"""

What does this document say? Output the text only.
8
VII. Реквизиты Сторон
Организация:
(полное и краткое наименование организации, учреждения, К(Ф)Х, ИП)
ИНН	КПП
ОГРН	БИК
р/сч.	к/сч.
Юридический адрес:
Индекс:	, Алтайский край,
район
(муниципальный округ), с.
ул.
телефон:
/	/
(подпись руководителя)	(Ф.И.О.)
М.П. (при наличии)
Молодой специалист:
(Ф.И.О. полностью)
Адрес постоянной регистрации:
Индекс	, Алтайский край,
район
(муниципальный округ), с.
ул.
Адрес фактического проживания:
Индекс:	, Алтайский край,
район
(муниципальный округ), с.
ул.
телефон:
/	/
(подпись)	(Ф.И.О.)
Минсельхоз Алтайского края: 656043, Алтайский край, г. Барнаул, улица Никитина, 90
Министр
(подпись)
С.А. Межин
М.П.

"""

Output all of the material, please, exactly as it stands.

What does this document say? Output the text only.
8
VII. Реквизиты Сторон
Организация:
(полное и краткое наименование организации, учреждения, К(Ф)Х, ИП)
ИНН	КПП
ОГРН	БИК
р/сч.	к/сч.
Юридический адрес:
Индекс:	, Алтайский край,
район
(муниципальный округ), с.
ул.
телефон:
/	/
(подпись руководителя)	(Ф.И.О.)
М.П. (при наличии)
Молодой специалист:
(Ф.И.О. полностью)
Адрес постоянной регистрации:
Индекс	, Алтайский край,
район
(муниципальный округ), с.
ул.
Адрес фактического проживания:
Индекс:	, Алтайский край,
район
(муниципальный округ), с.
ул.
телефон:
/	/
(подпись)	(Ф.И.О.)
Минсельхоз Алтайского края: 656043, Алтайский край, г. Барнаул, улица Никитина, 90
Министр
(подпись)
С.А. Межин
М.П.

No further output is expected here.